[INSTRUCTIONS TO FOLLOW]
Read through the data and report every line in which the word "have" occurs.

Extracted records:
┄┄┄┄┄┄┄┄┄┄┄┄┄┄┄┄┄┄┄┄

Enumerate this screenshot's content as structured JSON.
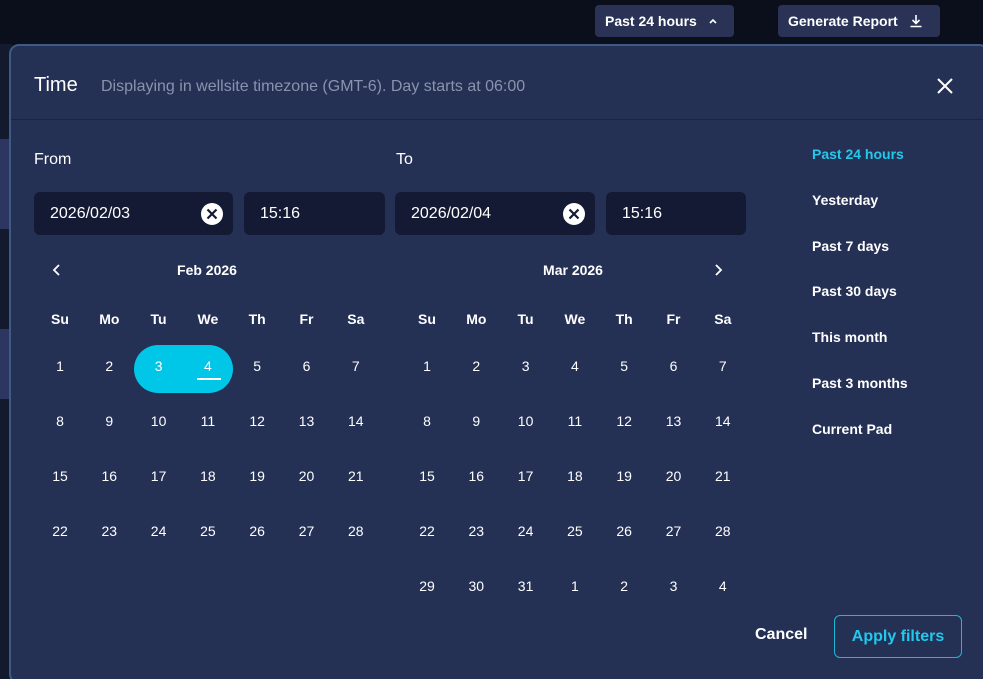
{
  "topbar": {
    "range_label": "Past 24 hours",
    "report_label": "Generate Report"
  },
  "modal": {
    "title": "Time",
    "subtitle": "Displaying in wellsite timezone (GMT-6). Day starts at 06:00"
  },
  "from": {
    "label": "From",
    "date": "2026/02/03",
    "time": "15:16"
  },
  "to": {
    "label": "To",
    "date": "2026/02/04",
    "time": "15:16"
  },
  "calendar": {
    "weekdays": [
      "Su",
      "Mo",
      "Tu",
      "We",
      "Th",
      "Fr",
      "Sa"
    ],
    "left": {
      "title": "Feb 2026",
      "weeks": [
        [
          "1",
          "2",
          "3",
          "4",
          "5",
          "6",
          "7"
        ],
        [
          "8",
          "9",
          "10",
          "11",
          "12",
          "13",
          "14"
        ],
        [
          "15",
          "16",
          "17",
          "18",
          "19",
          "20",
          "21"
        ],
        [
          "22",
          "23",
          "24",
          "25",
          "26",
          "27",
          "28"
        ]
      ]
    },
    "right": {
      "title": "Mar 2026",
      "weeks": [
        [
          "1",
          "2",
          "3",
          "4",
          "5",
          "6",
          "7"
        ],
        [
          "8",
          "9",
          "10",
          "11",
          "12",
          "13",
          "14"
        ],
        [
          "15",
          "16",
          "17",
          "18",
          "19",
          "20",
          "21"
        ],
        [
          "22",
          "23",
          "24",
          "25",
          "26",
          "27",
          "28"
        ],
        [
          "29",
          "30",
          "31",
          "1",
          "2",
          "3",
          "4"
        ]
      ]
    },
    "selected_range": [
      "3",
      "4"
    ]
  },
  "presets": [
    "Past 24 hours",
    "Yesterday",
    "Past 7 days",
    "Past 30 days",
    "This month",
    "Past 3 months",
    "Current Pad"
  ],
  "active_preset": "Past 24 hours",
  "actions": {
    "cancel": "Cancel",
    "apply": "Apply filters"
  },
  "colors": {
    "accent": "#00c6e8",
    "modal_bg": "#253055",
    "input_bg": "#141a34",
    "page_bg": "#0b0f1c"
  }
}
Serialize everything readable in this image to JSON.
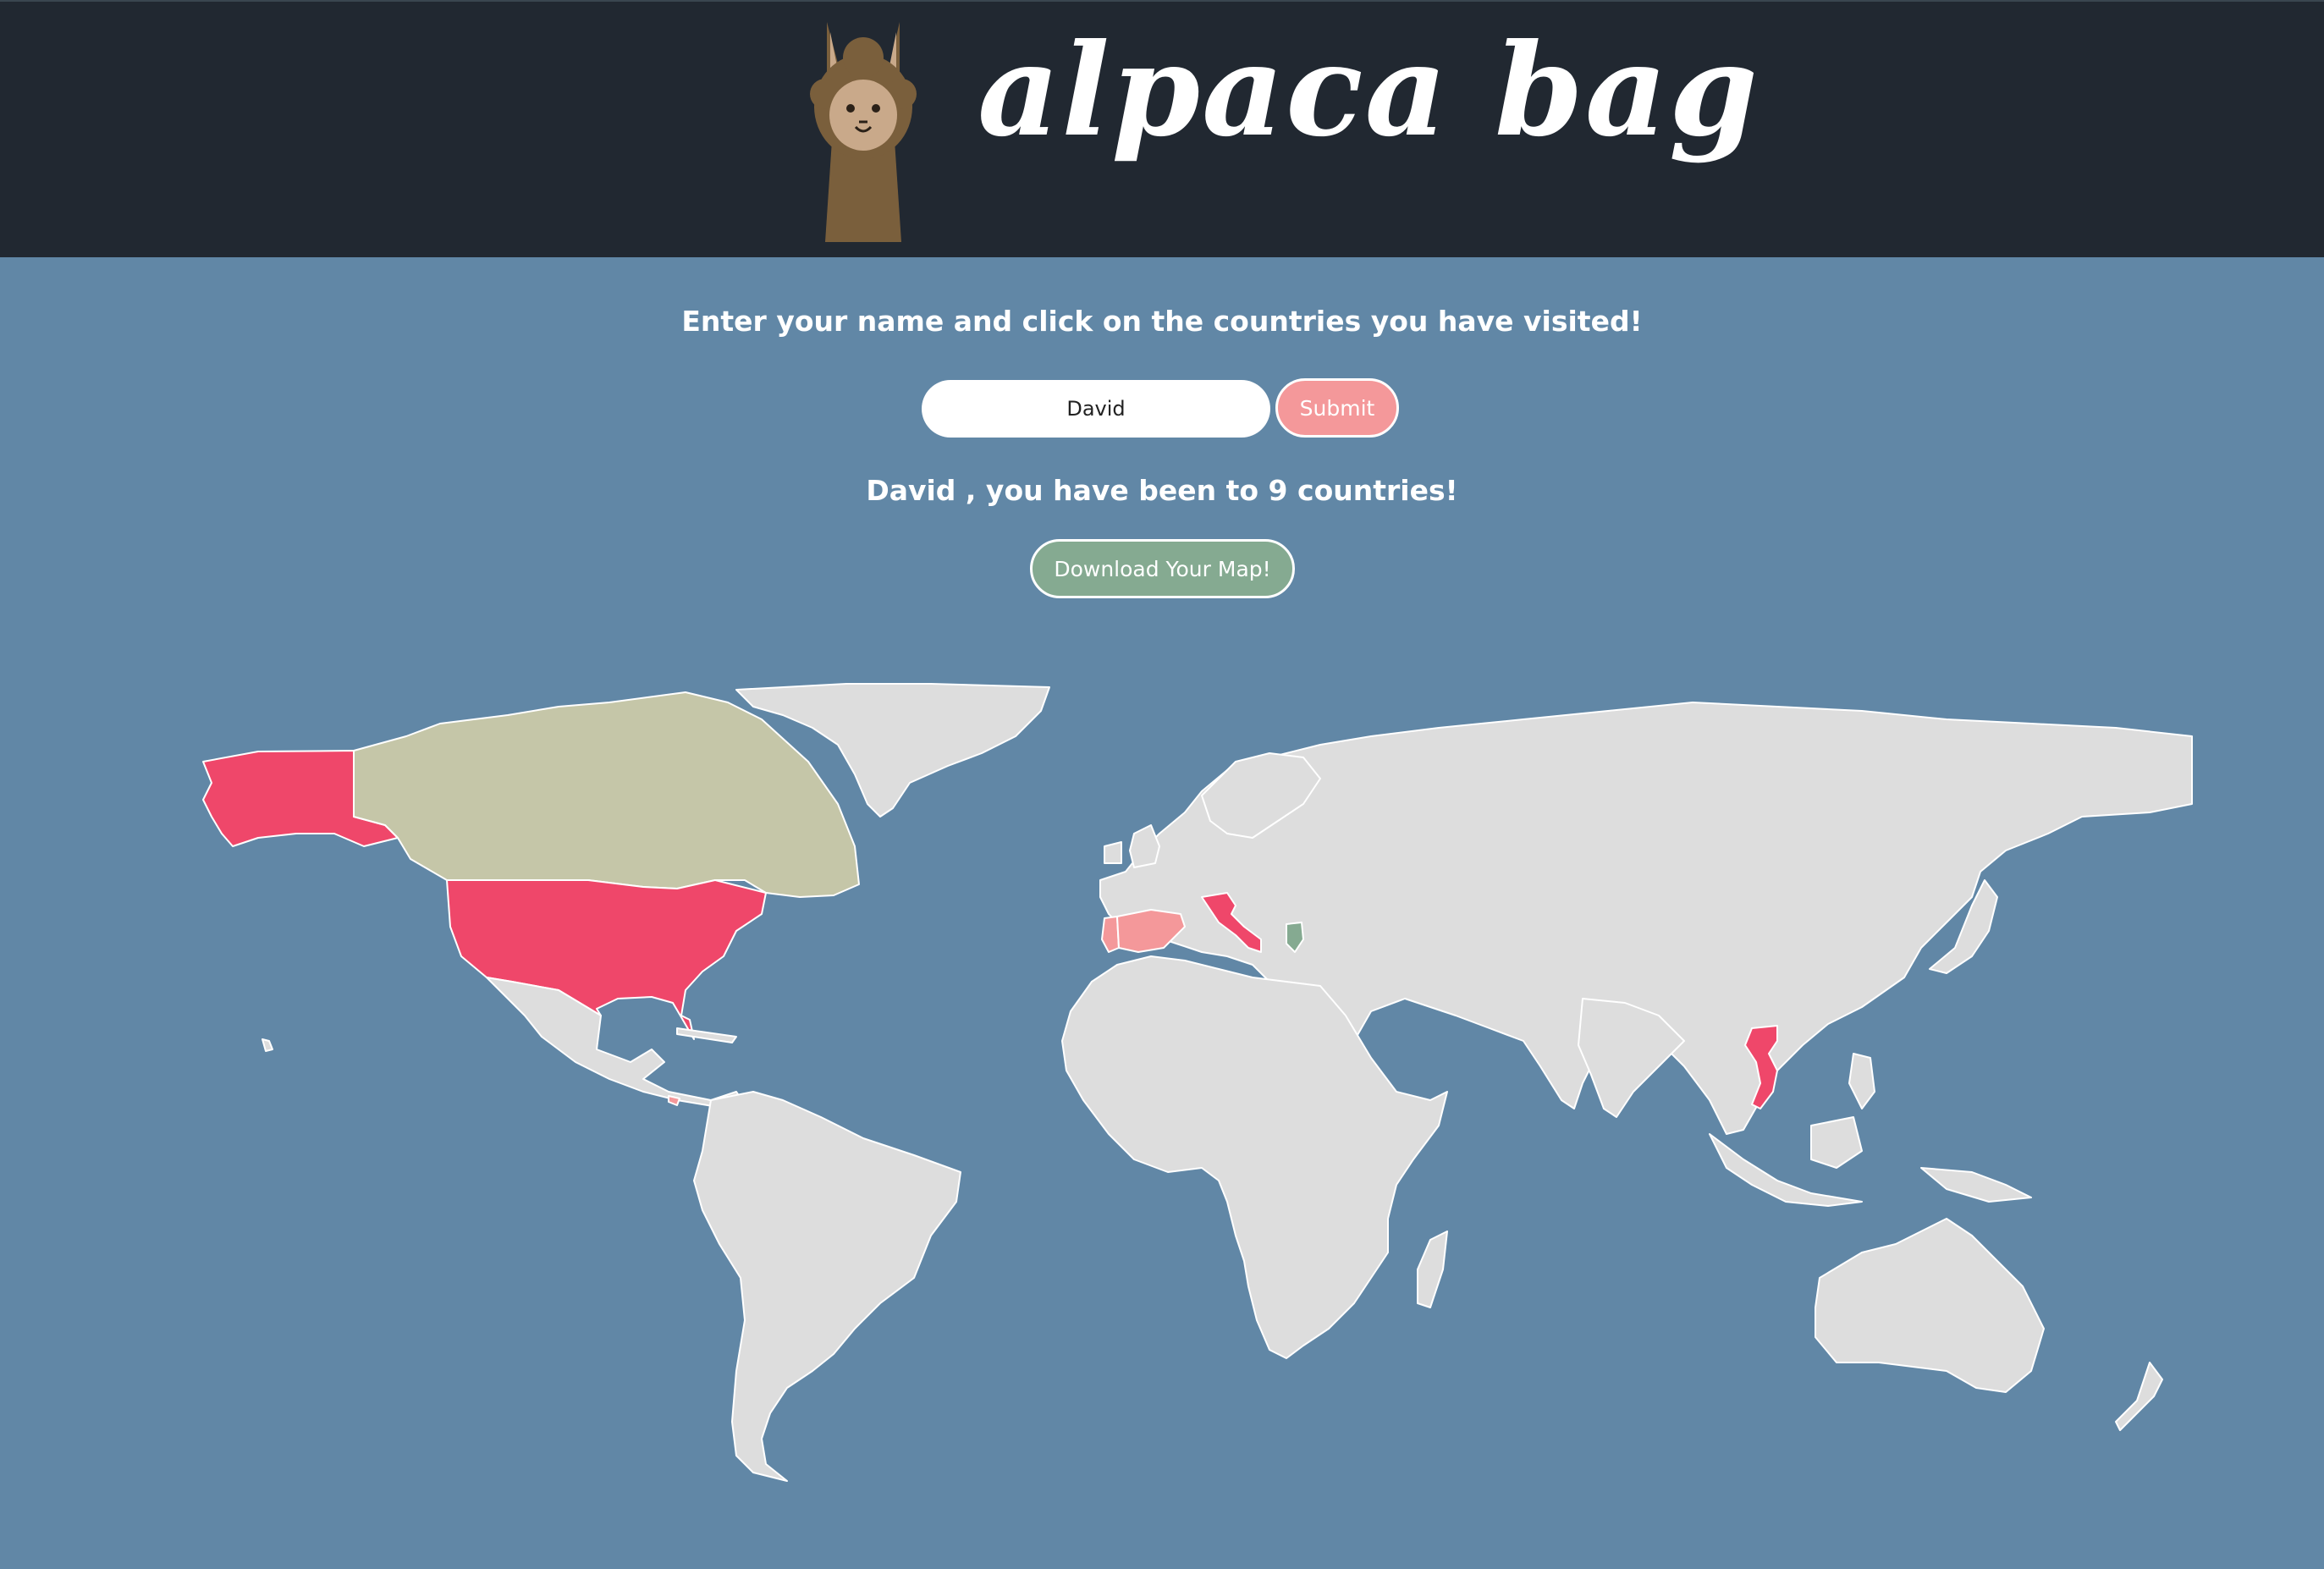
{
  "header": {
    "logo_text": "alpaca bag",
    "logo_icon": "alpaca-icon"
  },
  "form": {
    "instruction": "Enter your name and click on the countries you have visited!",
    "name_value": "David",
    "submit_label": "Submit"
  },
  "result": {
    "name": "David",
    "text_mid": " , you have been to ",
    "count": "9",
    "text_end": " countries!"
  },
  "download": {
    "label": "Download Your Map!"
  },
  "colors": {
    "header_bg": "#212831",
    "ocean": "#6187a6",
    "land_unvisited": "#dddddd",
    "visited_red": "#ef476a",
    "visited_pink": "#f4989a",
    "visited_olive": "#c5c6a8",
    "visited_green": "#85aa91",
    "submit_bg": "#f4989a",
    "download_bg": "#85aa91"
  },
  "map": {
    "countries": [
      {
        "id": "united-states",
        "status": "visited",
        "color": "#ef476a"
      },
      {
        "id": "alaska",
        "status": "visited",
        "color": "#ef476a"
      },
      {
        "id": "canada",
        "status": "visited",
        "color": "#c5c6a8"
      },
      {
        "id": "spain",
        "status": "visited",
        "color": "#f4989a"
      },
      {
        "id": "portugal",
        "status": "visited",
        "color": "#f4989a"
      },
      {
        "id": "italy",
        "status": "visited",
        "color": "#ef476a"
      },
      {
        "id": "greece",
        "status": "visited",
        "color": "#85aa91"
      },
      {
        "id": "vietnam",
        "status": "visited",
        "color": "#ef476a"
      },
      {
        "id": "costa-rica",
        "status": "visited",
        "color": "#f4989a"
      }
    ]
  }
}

┄┄┄┄┄┄┄┄┄┄┄┄┄┄┄┄┄┄┄┄

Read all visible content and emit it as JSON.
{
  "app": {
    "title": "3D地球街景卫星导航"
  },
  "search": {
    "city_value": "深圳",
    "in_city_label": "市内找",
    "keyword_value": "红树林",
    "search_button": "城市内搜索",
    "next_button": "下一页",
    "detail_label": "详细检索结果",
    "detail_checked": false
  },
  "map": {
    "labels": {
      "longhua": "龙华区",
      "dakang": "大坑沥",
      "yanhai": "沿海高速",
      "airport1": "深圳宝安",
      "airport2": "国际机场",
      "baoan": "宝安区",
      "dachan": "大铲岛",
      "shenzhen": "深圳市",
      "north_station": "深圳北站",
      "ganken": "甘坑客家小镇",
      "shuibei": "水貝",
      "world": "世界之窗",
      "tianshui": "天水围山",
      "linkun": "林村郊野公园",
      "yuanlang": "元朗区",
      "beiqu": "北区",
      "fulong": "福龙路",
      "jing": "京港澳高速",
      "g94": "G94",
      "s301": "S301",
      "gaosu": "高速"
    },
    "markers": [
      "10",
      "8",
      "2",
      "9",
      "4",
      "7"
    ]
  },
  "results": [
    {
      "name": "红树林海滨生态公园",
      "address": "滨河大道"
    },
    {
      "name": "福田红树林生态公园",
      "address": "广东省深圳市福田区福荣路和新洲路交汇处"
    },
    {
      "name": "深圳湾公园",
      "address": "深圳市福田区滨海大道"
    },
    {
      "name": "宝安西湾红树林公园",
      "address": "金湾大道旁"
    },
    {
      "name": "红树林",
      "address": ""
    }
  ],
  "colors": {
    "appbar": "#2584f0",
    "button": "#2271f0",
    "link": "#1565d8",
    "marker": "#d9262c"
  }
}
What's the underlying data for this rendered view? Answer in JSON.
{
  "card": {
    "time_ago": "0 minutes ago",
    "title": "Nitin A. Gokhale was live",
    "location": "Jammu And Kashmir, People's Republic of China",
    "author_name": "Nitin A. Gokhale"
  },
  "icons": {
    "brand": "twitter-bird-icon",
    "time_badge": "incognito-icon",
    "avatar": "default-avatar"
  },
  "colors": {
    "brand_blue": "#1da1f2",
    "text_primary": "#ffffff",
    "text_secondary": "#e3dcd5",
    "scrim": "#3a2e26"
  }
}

┄┄┄┄┄┄┄┄┄┄┄┄┄┄┄┄┄┄┄┄

[THE RESULT]
    "instruction": "Enter your name and click on the countries you have visited!",
    "text_mid": " , you have been to ",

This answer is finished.